• Dataset
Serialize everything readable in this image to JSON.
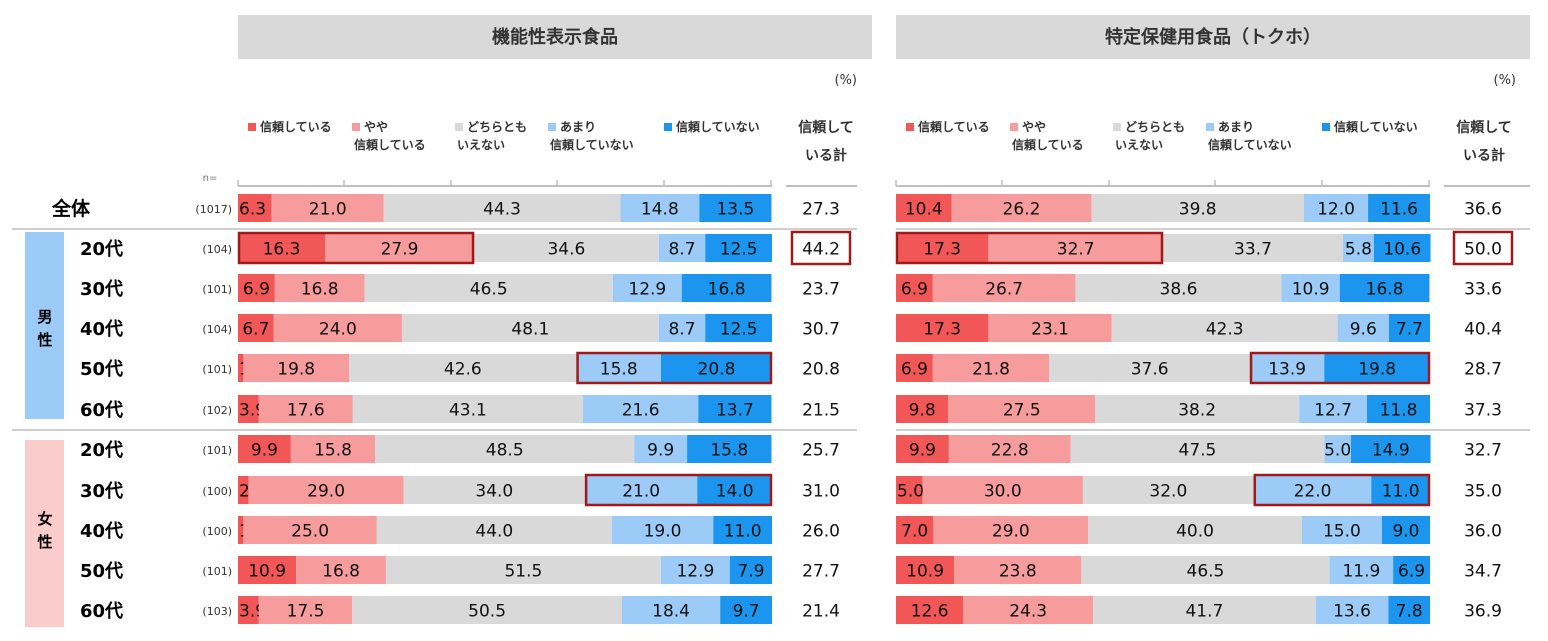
{
  "unit_label": "(%)",
  "n_label": "n=",
  "total_header": "信頼している計",
  "gender_labels": [
    "男性",
    "女性"
  ],
  "colors": {
    "trust": "#f25757",
    "somewhat_trust": "#f79c9c",
    "neutral": "#d9d9d9",
    "not_much": "#9dcbf7",
    "no_trust": "#1b95ee",
    "header_bg": "#d9d9d9",
    "male_bg": "#9dcbf7",
    "female_bg": "#fbcccc",
    "highlight": "#a11a1a"
  },
  "chart_data": [
    {
      "type": "bar",
      "stacked": "100%",
      "orientation": "horizontal",
      "title": "機能性表示食品",
      "legend": [
        "信頼している",
        "やや信頼している",
        "どちらともいえない",
        "あまり信頼していない",
        "信頼していない"
      ],
      "rows": [
        {
          "group": "",
          "label": "全体",
          "n": "(1017)",
          "values": [
            6.3,
            21.0,
            44.3,
            14.8,
            13.5
          ],
          "total": "27.3"
        },
        {
          "group": "男性",
          "label": "20代",
          "n": "(104)",
          "values": [
            16.3,
            27.9,
            34.6,
            8.7,
            12.5
          ],
          "total": "44.2"
        },
        {
          "group": "男性",
          "label": "30代",
          "n": "(101)",
          "values": [
            6.9,
            16.8,
            46.5,
            12.9,
            16.8
          ],
          "total": "23.7"
        },
        {
          "group": "男性",
          "label": "40代",
          "n": "(104)",
          "values": [
            6.7,
            24.0,
            48.1,
            8.7,
            12.5
          ],
          "total": "30.7"
        },
        {
          "group": "男性",
          "label": "50代",
          "n": "(101)",
          "values": [
            1.0,
            19.8,
            42.6,
            15.8,
            20.8
          ],
          "total": "20.8"
        },
        {
          "group": "男性",
          "label": "60代",
          "n": "(102)",
          "values": [
            3.9,
            17.6,
            43.1,
            21.6,
            13.7
          ],
          "total": "21.5"
        },
        {
          "group": "女性",
          "label": "20代",
          "n": "(101)",
          "values": [
            9.9,
            15.8,
            48.5,
            9.9,
            15.8
          ],
          "total": "25.7"
        },
        {
          "group": "女性",
          "label": "30代",
          "n": "(100)",
          "values": [
            2.0,
            29.0,
            34.0,
            21.0,
            14.0
          ],
          "total": "31.0"
        },
        {
          "group": "女性",
          "label": "40代",
          "n": "(100)",
          "values": [
            1.0,
            25.0,
            44.0,
            19.0,
            11.0
          ],
          "total": "26.0"
        },
        {
          "group": "女性",
          "label": "50代",
          "n": "(101)",
          "values": [
            10.9,
            16.8,
            51.5,
            12.9,
            7.9
          ],
          "total": "27.7"
        },
        {
          "group": "女性",
          "label": "60代",
          "n": "(103)",
          "values": [
            3.9,
            17.5,
            50.5,
            18.4,
            9.7
          ],
          "total": "21.4"
        }
      ],
      "highlights": [
        {
          "row": 1,
          "from": 0,
          "to": 1
        },
        {
          "row": 4,
          "from": 3,
          "to": 4
        },
        {
          "row": 7,
          "from": 3,
          "to": 4
        }
      ],
      "highlight_totals": [
        1
      ]
    },
    {
      "type": "bar",
      "stacked": "100%",
      "orientation": "horizontal",
      "title": "特定保健用食品（トクホ）",
      "legend": [
        "信頼している",
        "やや信頼している",
        "どちらともいえない",
        "あまり信頼していない",
        "信頼していない"
      ],
      "rows": [
        {
          "values": [
            10.4,
            26.2,
            39.8,
            12.0,
            11.6
          ],
          "total": "36.6"
        },
        {
          "values": [
            17.3,
            32.7,
            33.7,
            5.8,
            10.6
          ],
          "total": "50.0"
        },
        {
          "values": [
            6.9,
            26.7,
            38.6,
            10.9,
            16.8
          ],
          "total": "33.6"
        },
        {
          "values": [
            17.3,
            23.1,
            42.3,
            9.6,
            7.7
          ],
          "total": "40.4"
        },
        {
          "values": [
            6.9,
            21.8,
            37.6,
            13.9,
            19.8
          ],
          "total": "28.7"
        },
        {
          "values": [
            9.8,
            27.5,
            38.2,
            12.7,
            11.8
          ],
          "total": "37.3"
        },
        {
          "values": [
            9.9,
            22.8,
            47.5,
            5.0,
            14.9
          ],
          "total": "32.7"
        },
        {
          "values": [
            5.0,
            30.0,
            32.0,
            22.0,
            11.0
          ],
          "total": "35.0"
        },
        {
          "values": [
            7.0,
            29.0,
            40.0,
            15.0,
            9.0
          ],
          "total": "36.0"
        },
        {
          "values": [
            10.9,
            23.8,
            46.5,
            11.9,
            6.9
          ],
          "total": "34.7"
        },
        {
          "values": [
            12.6,
            24.3,
            41.7,
            13.6,
            7.8
          ],
          "total": "36.9"
        }
      ],
      "highlights": [
        {
          "row": 1,
          "from": 0,
          "to": 1
        },
        {
          "row": 4,
          "from": 3,
          "to": 4
        },
        {
          "row": 7,
          "from": 3,
          "to": 4
        }
      ],
      "highlight_totals": [
        1
      ]
    }
  ]
}
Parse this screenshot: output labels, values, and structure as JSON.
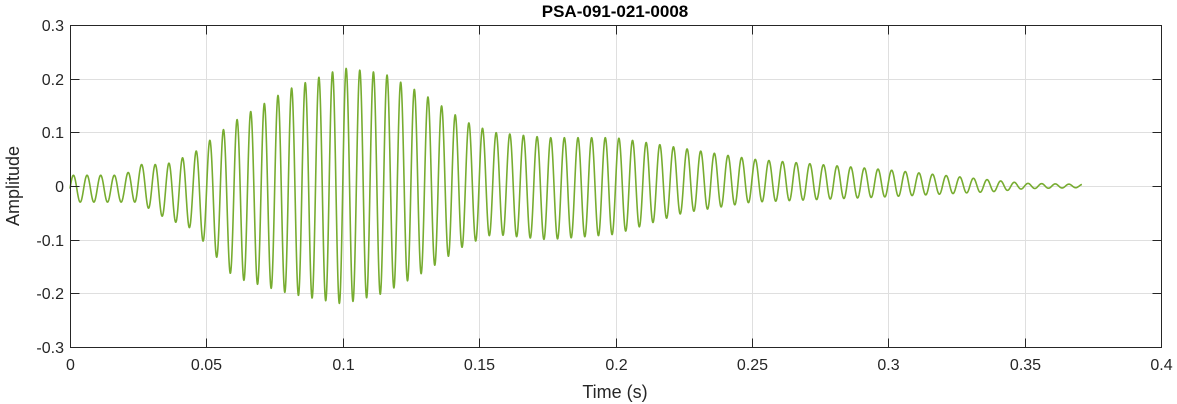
{
  "chart_data": {
    "type": "line",
    "title": "PSA-091-021-0008",
    "xlabel": "Time (s)",
    "ylabel": "Amplitude",
    "xlim": [
      0,
      0.4
    ],
    "ylim": [
      -0.3,
      0.3
    ],
    "xticks": [
      0,
      0.05,
      0.1,
      0.15,
      0.2,
      0.25,
      0.3,
      0.35,
      0.4
    ],
    "xtick_labels": [
      "0",
      "0.05",
      "0.1",
      "0.15",
      "0.2",
      "0.25",
      "0.3",
      "0.35",
      "0.4"
    ],
    "yticks": [
      -0.3,
      -0.2,
      -0.1,
      0,
      0.1,
      0.2,
      0.3
    ],
    "ytick_labels": [
      "-0.3",
      "-0.2",
      "-0.1",
      "0",
      "0.1",
      "0.2",
      "0.3"
    ],
    "grid": true,
    "color": "#77ac30",
    "series": [
      {
        "time_range": [
          0,
          0.371
        ],
        "envelope": {
          "t": [
            0,
            0.02,
            0.025,
            0.035,
            0.045,
            0.06,
            0.08,
            0.1,
            0.115,
            0.13,
            0.145,
            0.155,
            0.175,
            0.2,
            0.225,
            0.25,
            0.275,
            0.3,
            0.32,
            0.34,
            0.35,
            0.371
          ],
          "upper": [
            0.02,
            0.02,
            0.04,
            0.04,
            0.06,
            0.12,
            0.18,
            0.22,
            0.21,
            0.17,
            0.12,
            0.1,
            0.09,
            0.09,
            0.07,
            0.05,
            0.04,
            0.03,
            0.02,
            0.01,
            0.005,
            0.003
          ],
          "lower": [
            -0.03,
            -0.03,
            -0.03,
            -0.06,
            -0.08,
            -0.17,
            -0.2,
            -0.22,
            -0.2,
            -0.16,
            -0.11,
            -0.09,
            -0.1,
            -0.09,
            -0.05,
            -0.03,
            -0.025,
            -0.02,
            -0.015,
            -0.01,
            -0.005,
            -0.003
          ]
        },
        "dominant_frequency_hz": 200
      }
    ]
  }
}
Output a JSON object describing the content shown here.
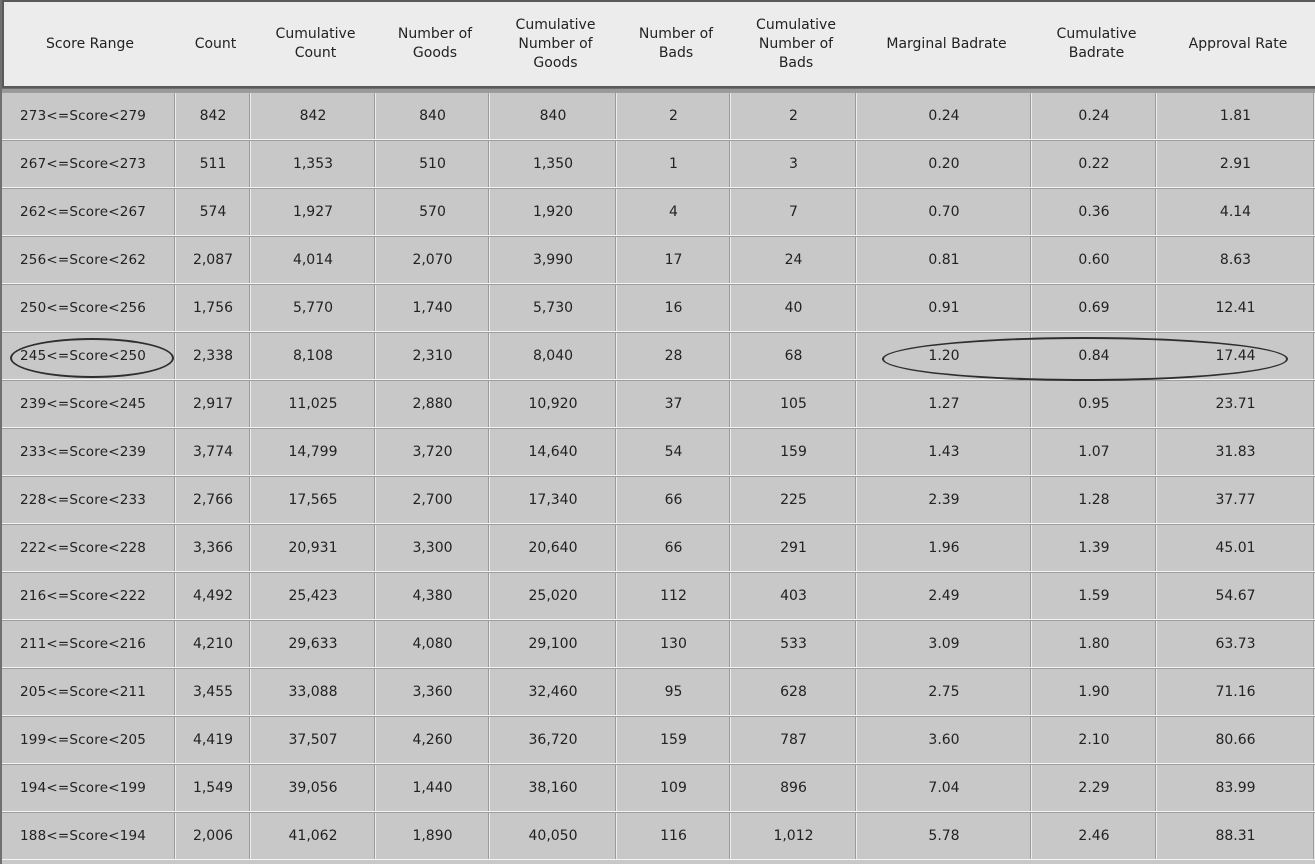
{
  "table": {
    "columns": [
      {
        "key": "range",
        "label": "Score Range"
      },
      {
        "key": "count",
        "label": "Count"
      },
      {
        "key": "cum_count",
        "label": "Cumulative\nCount"
      },
      {
        "key": "goods",
        "label": "Number of\nGoods"
      },
      {
        "key": "cum_goods",
        "label": "Cumulative\nNumber of\nGoods"
      },
      {
        "key": "bads",
        "label": "Number of\nBads"
      },
      {
        "key": "cum_bads",
        "label": "Cumulative\nNumber of\nBads"
      },
      {
        "key": "marginal_badrate",
        "label": "Marginal Badrate"
      },
      {
        "key": "cum_badrate",
        "label": "Cumulative\nBadrate"
      },
      {
        "key": "approval_rate",
        "label": "Approval Rate"
      }
    ],
    "rows": [
      [
        "273<=Score<279",
        "842",
        "842",
        "840",
        "840",
        "2",
        "2",
        "0.24",
        "0.24",
        "1.81"
      ],
      [
        "267<=Score<273",
        "511",
        "1,353",
        "510",
        "1,350",
        "1",
        "3",
        "0.20",
        "0.22",
        "2.91"
      ],
      [
        "262<=Score<267",
        "574",
        "1,927",
        "570",
        "1,920",
        "4",
        "7",
        "0.70",
        "0.36",
        "4.14"
      ],
      [
        "256<=Score<262",
        "2,087",
        "4,014",
        "2,070",
        "3,990",
        "17",
        "24",
        "0.81",
        "0.60",
        "8.63"
      ],
      [
        "250<=Score<256",
        "1,756",
        "5,770",
        "1,740",
        "5,730",
        "16",
        "40",
        "0.91",
        "0.69",
        "12.41"
      ],
      [
        "245<=Score<250",
        "2,338",
        "8,108",
        "2,310",
        "8,040",
        "28",
        "68",
        "1.20",
        "0.84",
        "17.44"
      ],
      [
        "239<=Score<245",
        "2,917",
        "11,025",
        "2,880",
        "10,920",
        "37",
        "105",
        "1.27",
        "0.95",
        "23.71"
      ],
      [
        "233<=Score<239",
        "3,774",
        "14,799",
        "3,720",
        "14,640",
        "54",
        "159",
        "1.43",
        "1.07",
        "31.83"
      ],
      [
        "228<=Score<233",
        "2,766",
        "17,565",
        "2,700",
        "17,340",
        "66",
        "225",
        "2.39",
        "1.28",
        "37.77"
      ],
      [
        "222<=Score<228",
        "3,366",
        "20,931",
        "3,300",
        "20,640",
        "66",
        "291",
        "1.96",
        "1.39",
        "45.01"
      ],
      [
        "216<=Score<222",
        "4,492",
        "25,423",
        "4,380",
        "25,020",
        "112",
        "403",
        "2.49",
        "1.59",
        "54.67"
      ],
      [
        "211<=Score<216",
        "4,210",
        "29,633",
        "4,080",
        "29,100",
        "130",
        "533",
        "3.09",
        "1.80",
        "63.73"
      ],
      [
        "205<=Score<211",
        "3,455",
        "33,088",
        "3,360",
        "32,460",
        "95",
        "628",
        "2.75",
        "1.90",
        "71.16"
      ],
      [
        "199<=Score<205",
        "4,419",
        "37,507",
        "4,260",
        "36,720",
        "159",
        "787",
        "3.60",
        "2.10",
        "80.66"
      ],
      [
        "194<=Score<199",
        "1,549",
        "39,056",
        "1,440",
        "38,160",
        "109",
        "896",
        "7.04",
        "2.29",
        "83.99"
      ],
      [
        "188<=Score<194",
        "2,006",
        "41,062",
        "1,890",
        "40,050",
        "116",
        "1,012",
        "5.78",
        "2.46",
        "88.31"
      ]
    ],
    "highlighted_row_index": 5
  },
  "colors": {
    "header_bg": "#ececec",
    "cell_bg": "#c8c8c8",
    "ellipse_stroke": "#2e2e2e"
  }
}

• What the exercise asks
List every line in the records above that contains the word "title".

• Task output
      "title": "機能性表示食品",
      "title": "特定保健用食品（トクホ）",
    "title": "PSA-091-021-0008",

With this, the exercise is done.